▶ DOCUMENT EXTRACT
»»

Now what about this “world patent” that I get asked about? It does not exist. Let me repeat that, there is no world patent. I don’t care where you heard it or who you know that obtained it. They are mistaken. There are processes (like the PCT and the Patent Prosecution Highway) that allows a patent applicant to better distribute the patent to the other entities that give protection. Those entities, whether a nation or a regional intellectual property organization) then will go through their procedures to determine registerability, but you still have to do it. Sorry, no world patent.
In the United States, protection for patents and copyrights are based on federal laws. Therefore, if you get a patent, you can address any wrong-doers or provide licenses within the borders of the United States. But if someone is using your patented idea in Brazil, or making copies of your CD in Thailand, there is little you can do unless you obtained protection in those countries or someone tries to import those items into the United States.
In some nations, like the United States, states also can exert control over some intellectual property. Not to go to in depth about state’s rights, pre-emption, the Commerce Clause and the Tenth Amendment (trust us, we can slow down any dinner conversation with these topics if given an opening), but if the Constitution is silent, the states control. If the Constitution or federal law does say something, then the states can often exert some control as long as it doesn’t contradict the federal law. That means that the separate states in the United States control trade secrets and have state trademarks. There are uniform laws that try to help keep the laws among the states somewhat the same, but states choose to be uniform (see the Uniform Trade Secret Act and Wisconsin) or completely their own creation (see Model State Trademark Bill and Wisconsin). If it controlled by state law, then the protection goes to the border of the state.

««

▶ DATA
»»

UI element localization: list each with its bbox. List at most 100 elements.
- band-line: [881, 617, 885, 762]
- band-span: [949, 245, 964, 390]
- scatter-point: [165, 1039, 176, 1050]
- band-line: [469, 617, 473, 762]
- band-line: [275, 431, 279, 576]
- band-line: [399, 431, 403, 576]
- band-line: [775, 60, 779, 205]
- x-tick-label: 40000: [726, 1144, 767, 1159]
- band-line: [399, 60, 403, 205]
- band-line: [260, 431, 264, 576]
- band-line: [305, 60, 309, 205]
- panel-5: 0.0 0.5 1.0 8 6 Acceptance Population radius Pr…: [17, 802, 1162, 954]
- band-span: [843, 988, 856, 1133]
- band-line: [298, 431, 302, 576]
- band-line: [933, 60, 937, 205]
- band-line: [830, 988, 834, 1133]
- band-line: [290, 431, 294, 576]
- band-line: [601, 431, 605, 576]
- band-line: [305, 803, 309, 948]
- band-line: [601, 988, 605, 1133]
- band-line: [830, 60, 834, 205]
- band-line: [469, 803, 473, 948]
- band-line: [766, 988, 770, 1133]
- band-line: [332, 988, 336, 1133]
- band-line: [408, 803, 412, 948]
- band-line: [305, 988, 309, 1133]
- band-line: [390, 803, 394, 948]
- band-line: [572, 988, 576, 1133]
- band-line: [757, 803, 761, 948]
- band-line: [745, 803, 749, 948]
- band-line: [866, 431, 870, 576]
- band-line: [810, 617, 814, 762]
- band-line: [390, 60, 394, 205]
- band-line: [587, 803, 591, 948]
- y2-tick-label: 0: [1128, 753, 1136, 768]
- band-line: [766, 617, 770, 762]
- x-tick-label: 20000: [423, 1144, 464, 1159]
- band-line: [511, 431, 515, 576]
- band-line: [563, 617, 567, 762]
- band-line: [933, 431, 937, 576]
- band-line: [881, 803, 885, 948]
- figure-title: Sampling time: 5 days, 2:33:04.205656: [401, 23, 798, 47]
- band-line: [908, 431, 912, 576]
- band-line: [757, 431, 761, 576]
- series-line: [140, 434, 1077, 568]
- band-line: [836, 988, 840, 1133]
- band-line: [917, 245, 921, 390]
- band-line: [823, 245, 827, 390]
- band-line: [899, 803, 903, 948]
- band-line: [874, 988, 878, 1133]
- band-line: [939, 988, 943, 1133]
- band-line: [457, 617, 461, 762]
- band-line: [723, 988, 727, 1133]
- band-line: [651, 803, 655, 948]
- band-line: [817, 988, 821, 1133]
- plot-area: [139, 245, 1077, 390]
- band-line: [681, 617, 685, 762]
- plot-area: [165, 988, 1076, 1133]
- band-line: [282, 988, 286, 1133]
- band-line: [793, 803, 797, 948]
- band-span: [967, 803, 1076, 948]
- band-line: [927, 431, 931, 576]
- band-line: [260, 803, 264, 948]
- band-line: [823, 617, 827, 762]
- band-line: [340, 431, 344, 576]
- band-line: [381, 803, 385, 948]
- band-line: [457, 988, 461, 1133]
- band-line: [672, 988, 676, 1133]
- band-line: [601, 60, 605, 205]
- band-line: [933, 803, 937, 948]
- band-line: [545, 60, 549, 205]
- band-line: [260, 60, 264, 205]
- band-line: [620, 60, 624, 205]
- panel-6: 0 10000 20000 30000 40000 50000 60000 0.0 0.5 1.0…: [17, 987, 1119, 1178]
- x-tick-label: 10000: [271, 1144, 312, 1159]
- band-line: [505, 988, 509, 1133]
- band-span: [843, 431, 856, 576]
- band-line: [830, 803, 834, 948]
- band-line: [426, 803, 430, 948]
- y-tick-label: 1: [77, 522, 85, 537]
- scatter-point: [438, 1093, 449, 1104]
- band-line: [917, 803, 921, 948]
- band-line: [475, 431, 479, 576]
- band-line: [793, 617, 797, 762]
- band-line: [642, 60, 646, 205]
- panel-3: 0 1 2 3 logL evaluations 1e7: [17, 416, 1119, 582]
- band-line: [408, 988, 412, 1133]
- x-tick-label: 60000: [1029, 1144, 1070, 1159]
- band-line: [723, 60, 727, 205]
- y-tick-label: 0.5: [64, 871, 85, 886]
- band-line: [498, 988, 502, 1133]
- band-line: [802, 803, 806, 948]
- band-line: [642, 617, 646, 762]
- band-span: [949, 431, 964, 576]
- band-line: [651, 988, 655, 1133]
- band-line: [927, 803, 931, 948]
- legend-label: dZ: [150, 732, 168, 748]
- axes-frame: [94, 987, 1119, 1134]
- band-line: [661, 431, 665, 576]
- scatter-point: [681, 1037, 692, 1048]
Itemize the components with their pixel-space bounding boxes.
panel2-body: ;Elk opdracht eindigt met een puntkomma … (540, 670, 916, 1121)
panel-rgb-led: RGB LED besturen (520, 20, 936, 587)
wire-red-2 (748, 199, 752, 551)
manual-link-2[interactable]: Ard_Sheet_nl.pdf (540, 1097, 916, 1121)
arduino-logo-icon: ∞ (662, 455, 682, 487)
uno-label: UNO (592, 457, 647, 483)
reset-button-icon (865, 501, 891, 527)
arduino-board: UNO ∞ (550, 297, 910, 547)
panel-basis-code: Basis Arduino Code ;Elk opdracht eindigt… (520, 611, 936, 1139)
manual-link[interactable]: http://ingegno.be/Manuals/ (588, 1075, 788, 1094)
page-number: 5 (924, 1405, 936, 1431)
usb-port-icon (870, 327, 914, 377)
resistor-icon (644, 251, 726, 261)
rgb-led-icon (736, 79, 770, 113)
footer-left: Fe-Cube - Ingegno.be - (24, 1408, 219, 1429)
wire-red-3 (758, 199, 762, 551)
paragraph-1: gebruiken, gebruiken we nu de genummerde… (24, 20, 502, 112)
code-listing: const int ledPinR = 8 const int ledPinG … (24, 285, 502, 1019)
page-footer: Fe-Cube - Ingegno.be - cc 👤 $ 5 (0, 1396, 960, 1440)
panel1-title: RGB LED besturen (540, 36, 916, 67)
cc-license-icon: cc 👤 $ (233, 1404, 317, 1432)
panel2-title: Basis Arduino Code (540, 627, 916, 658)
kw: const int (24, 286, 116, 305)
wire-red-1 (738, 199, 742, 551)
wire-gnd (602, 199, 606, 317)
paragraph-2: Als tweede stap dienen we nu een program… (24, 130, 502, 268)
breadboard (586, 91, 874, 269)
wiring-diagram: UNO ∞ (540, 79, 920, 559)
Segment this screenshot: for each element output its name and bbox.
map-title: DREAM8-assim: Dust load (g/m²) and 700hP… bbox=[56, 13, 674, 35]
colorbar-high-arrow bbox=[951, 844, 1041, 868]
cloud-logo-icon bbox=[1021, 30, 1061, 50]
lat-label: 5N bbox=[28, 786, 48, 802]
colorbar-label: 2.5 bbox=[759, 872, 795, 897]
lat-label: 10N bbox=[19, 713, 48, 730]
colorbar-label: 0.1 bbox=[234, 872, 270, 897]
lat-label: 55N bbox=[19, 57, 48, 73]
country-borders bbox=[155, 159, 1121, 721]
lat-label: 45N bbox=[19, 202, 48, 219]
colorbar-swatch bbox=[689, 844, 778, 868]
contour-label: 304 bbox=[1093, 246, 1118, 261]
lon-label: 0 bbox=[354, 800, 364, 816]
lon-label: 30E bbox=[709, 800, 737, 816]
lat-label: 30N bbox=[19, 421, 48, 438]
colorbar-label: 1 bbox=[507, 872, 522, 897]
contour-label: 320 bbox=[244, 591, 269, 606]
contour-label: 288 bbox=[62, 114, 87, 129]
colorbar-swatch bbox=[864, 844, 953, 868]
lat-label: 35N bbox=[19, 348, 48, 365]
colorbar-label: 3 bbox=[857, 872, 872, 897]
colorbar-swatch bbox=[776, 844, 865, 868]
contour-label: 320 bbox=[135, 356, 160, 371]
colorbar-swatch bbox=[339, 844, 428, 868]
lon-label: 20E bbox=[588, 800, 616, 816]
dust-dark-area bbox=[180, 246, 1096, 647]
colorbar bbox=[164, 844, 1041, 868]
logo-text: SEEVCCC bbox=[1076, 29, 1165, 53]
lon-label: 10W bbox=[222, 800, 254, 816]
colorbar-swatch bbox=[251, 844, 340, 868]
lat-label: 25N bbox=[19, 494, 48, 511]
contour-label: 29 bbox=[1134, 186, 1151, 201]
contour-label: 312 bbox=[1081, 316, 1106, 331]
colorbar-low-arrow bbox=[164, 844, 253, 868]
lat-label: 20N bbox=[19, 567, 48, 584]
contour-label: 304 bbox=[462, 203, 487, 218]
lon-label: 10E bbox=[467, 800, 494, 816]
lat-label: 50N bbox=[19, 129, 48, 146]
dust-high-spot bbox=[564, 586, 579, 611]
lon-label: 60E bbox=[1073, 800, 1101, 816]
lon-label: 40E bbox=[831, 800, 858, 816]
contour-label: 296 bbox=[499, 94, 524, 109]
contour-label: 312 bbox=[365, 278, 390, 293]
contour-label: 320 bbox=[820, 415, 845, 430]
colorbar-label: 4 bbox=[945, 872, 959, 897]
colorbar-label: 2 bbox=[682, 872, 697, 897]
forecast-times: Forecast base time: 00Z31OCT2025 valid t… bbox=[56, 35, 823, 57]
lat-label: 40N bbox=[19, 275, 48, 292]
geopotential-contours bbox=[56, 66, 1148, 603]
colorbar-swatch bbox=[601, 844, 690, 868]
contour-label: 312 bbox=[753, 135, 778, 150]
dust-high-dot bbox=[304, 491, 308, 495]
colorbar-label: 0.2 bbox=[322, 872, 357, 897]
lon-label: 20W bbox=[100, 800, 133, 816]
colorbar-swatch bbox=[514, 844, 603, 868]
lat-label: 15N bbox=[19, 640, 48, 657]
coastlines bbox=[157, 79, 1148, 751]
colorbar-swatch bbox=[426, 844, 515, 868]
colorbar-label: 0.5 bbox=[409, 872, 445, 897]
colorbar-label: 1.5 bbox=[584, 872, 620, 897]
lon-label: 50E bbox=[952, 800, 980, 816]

««

▶ LIST OF TASKS
**A)** According to the text on intellectual property protection, how far does protection reach when it is controlled by state law?
**B)** Does each statement agree with the text on intellectual property protection? Answer yes or no for each, quoting the deciding words. (i) A world patent can be obtained. (ii) In the United States, protection for patents and copyrights rests on federal laws. (iii) The separate states in the United States control trade secrets.

▶ PER-TASK ANSWERS
**A)** It reaches the border of the state.

**B)**
(i) No: "there is no world patent."
(ii) Yes: "In the United States, protection for patents and copyrights are based on federal laws."
(iii) Yes: "the separate states in the United States control trade secrets and have state trademarks."